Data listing
+ + + + +

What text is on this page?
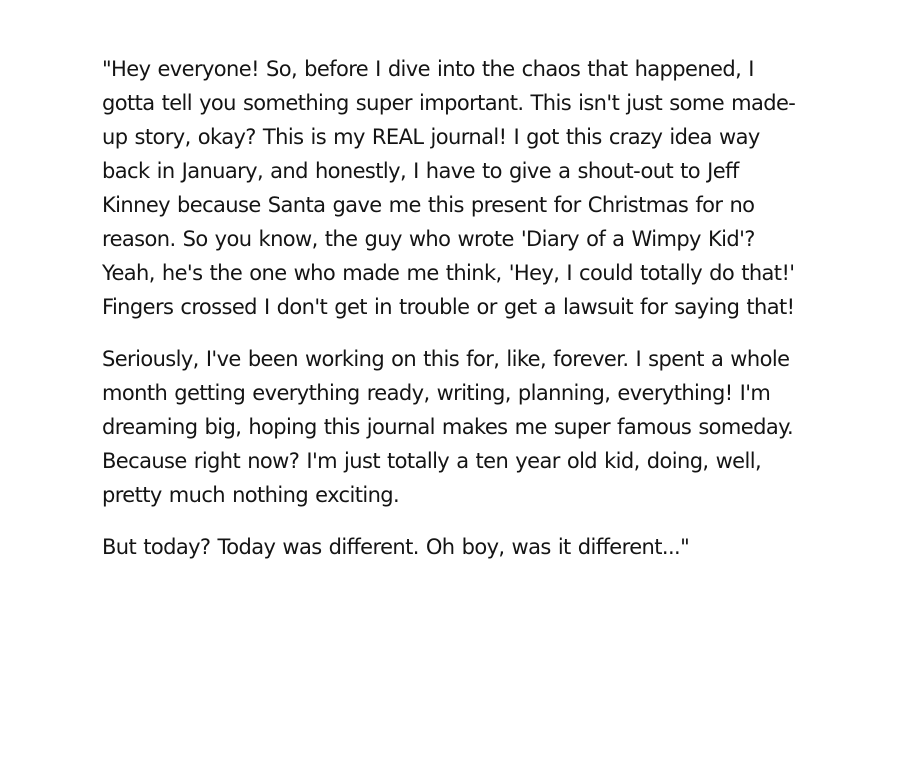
"Hey everyone! So, before I dive into the chaos that happened, I gotta tell you something super important. This isn't just some made-up story, okay? This is my REAL journal! I got this crazy idea way back in January, and honestly, I have to give a shout-out to Jeff Kinney because Santa gave me this present for Christmas for no reason. So you know, the guy who wrote 'Diary of a Wimpy Kid'? Yeah, he's the one who made me think, 'Hey, I could totally do that!' Fingers crossed I don't get in trouble or get a lawsuit for saying that!

Seriously, I've been working on this for, like, forever. I spent a whole month getting everything ready, writing, planning, everything! I'm dreaming big, hoping this journal makes me super famous someday. Because right now? I'm just totally a ten year old kid, doing, well, pretty much nothing exciting.

But today? Today was different. Oh boy, was it different..."
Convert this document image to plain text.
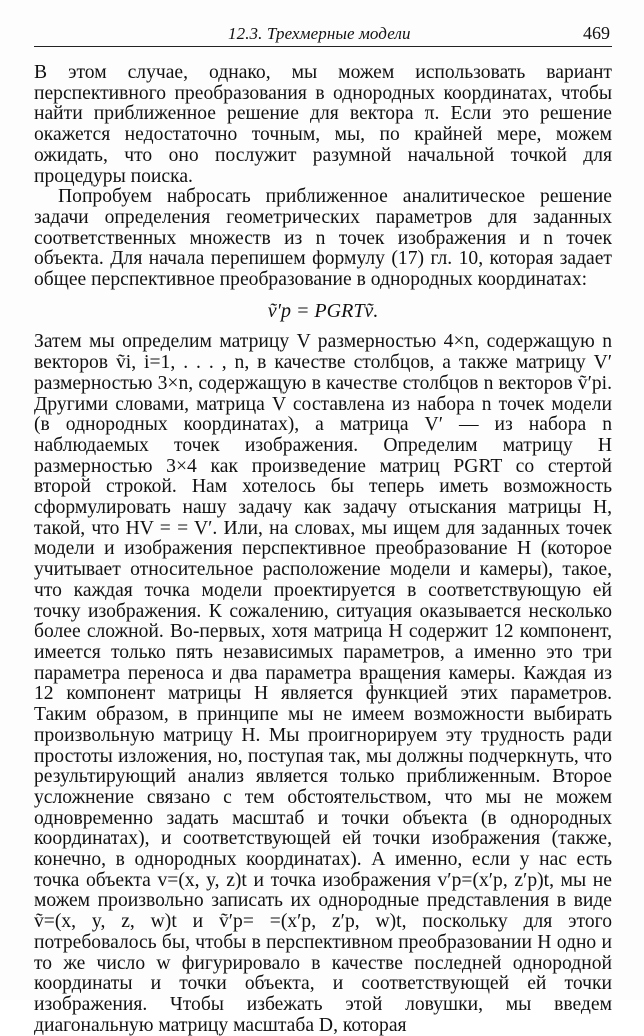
12.3. Трехмерные модели	469

В этом случае, однако, мы можем использовать вариант перспективного преобразования в однородных координатах, чтобы найти приближенное решение для вектора π. Если это решение окажется недостаточно точным, мы, по крайней мере, можем ожидать, что оно послужит разумной начальной точкой для процедуры поиска.

Попробуем набросать приближенное аналитическое решение задачи определения геометрических параметров для заданных соответственных множеств из n точек изображения и n точек объекта. Для начала перепишем формулу (17) гл. 10, которая задает общее перспективное преобразование в однородных координатах:

ṽ′p = PGRTṽ.

Затем мы определим матрицу V размерностью 4×n, содержащую n векторов ṽi, i=1, . . . , n, в качестве столбцов, а также матрицу V′ размерностью 3×n, содержащую в качестве столбцов n векторов ṽ′pi. Другими словами, матрица V составлена из набора n точек модели (в однородных координатах), а матрица V′ — из набора n наблюдаемых точек изображения. Определим матрицу H размерностью 3×4 как произведение матриц PGRT со стертой второй строкой. Нам хотелось бы теперь иметь возможность сформулировать нашу задачу как задачу отыскания матрицы H, такой, что HV = = V′. Или, на словах, мы ищем для заданных точек модели и изображения перспективное преобразование H (которое учитывает относительное расположение модели и камеры), такое, что каждая точка модели проектируется в соответствующую ей точку изображения. К сожалению, ситуация оказывается несколько более сложной. Во-первых, хотя матрица H содержит 12 компонент, имеется только пять независимых параметров, а именно это три параметра переноса и два параметра вращения камеры. Каждая из 12 компонент матрицы H является функцией этих параметров. Таким образом, в принципе мы не имеем возможности выбирать произвольную матрицу H. Мы проигнорируем эту трудность ради простоты изложения, но, поступая так, мы должны подчеркнуть, что результирующий анализ является только приближенным. Второе усложнение связано с тем обстоятельством, что мы не можем одновременно задать масштаб и точки объекта (в однородных координатах), и соответствующей ей точки изображения (также, конечно, в однородных координатах). А именно, если у нас есть точка объекта v=(x, y, z)t и точка изображения v′p=(x′p, z′p)t, мы не можем произвольно записать их однородные представления в виде ṽ=(x, y, z, w)t и ṽ′p= =(x′p, z′p, w)t, поскольку для этого потребовалось бы, чтобы в перспективном преобразовании H одно и то же число w фигурировало в качестве последней однородной координаты и точки объекта, и соответствующей ей точки изображения. Чтобы избежать этой ловушки, мы введем диагональную матрицу масштаба D, которая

+ + + + +

» **EXERCISE**: Without the pictures, output the full listing exactly as it stands.

» **REPLY TO THE EXERCISE**:
What text is on this page?
"Hey everyone! So, before I dive into the chaos that happened, I gotta tell you something super important. This isn't just some made-up story, okay? This is my REAL journal! I got this crazy idea way back in January, and honestly, I have to give a shout-out to Jeff Kinney because Santa gave me this present for Christmas for no reason. So you know, the guy who wrote 'Diary of a Wimpy Kid'? Yeah, he's the one who made me think, 'Hey, I could totally do that!' Fingers crossed I don't get in trouble or get a lawsuit for saying that!

Seriously, I've been working on this for, like, forever. I spent a whole month getting everything ready, writing, planning, everything! I'm dreaming big, hoping this journal makes me super famous someday. Because right now? I'm just totally a ten year old kid, doing, well, pretty much nothing exciting.

But today? Today was different. Oh boy, was it different..."
Convert this document image to plain text.
12.3. Трехмерные модели	469

В этом случае, однако, мы можем использовать вариант перспективного преобразования в однородных координатах, чтобы найти приближенное решение для вектора π. Если это решение окажется недостаточно точным, мы, по крайней мере, можем ожидать, что оно послужит разумной начальной точкой для процедуры поиска.

Попробуем набросать приближенное аналитическое решение задачи определения геометрических параметров для заданных соответственных множеств из n точек изображения и n точек объекта. Для начала перепишем формулу (17) гл. 10, которая задает общее перспективное преобразование в однородных координатах:

ṽ′p = PGRTṽ.

Затем мы определим матрицу V размерностью 4×n, содержащую n векторов ṽi, i=1, . . . , n, в качестве столбцов, а также матрицу V′ размерностью 3×n, содержащую в качестве столбцов n векторов ṽ′pi. Другими словами, матрица V составлена из набора n точек модели (в однородных координатах), а матрица V′ — из набора n наблюдаемых точек изображения. Определим матрицу H размерностью 3×4 как произведение матриц PGRT со стертой второй строкой. Нам хотелось бы теперь иметь возможность сформулировать нашу задачу как задачу отыскания матрицы H, такой, что HV = = V′. Или, на словах, мы ищем для заданных точек модели и изображения перспективное преобразование H (которое учитывает относительное расположение модели и камеры), такое, что каждая точка модели проектируется в соответствующую ей точку изображения. К сожалению, ситуация оказывается несколько более сложной. Во-первых, хотя матрица H содержит 12 компонент, имеется только пять независимых параметров, а именно это три параметра переноса и два параметра вращения камеры. Каждая из 12 компонент матрицы H является функцией этих параметров. Таким образом, в принципе мы не имеем возможности выбирать произвольную матрицу H. Мы проигнорируем эту трудность ради простоты изложения, но, поступая так, мы должны подчеркнуть, что результирующий анализ является только приближенным. Второе усложнение связано с тем обстоятельством, что мы не можем одновременно задать масштаб и точки объекта (в однородных координатах), и соответствующей ей точки изображения (также, конечно, в однородных координатах). А именно, если у нас есть точка объекта v=(x, y, z)t и точка изображения v′p=(x′p, z′p)t, мы не можем произвольно записать их однородные представления в виде ṽ=(x, y, z, w)t и ṽ′p= =(x′p, z′p, w)t, поскольку для этого потребовалось бы, чтобы в перспективном преобразовании H одно и то же число w фигурировало в качестве последней однородной координаты и точки объекта, и соответствующей ей точки изображения. Чтобы избежать этой ловушки, мы введем диагональную матрицу масштаба D, которая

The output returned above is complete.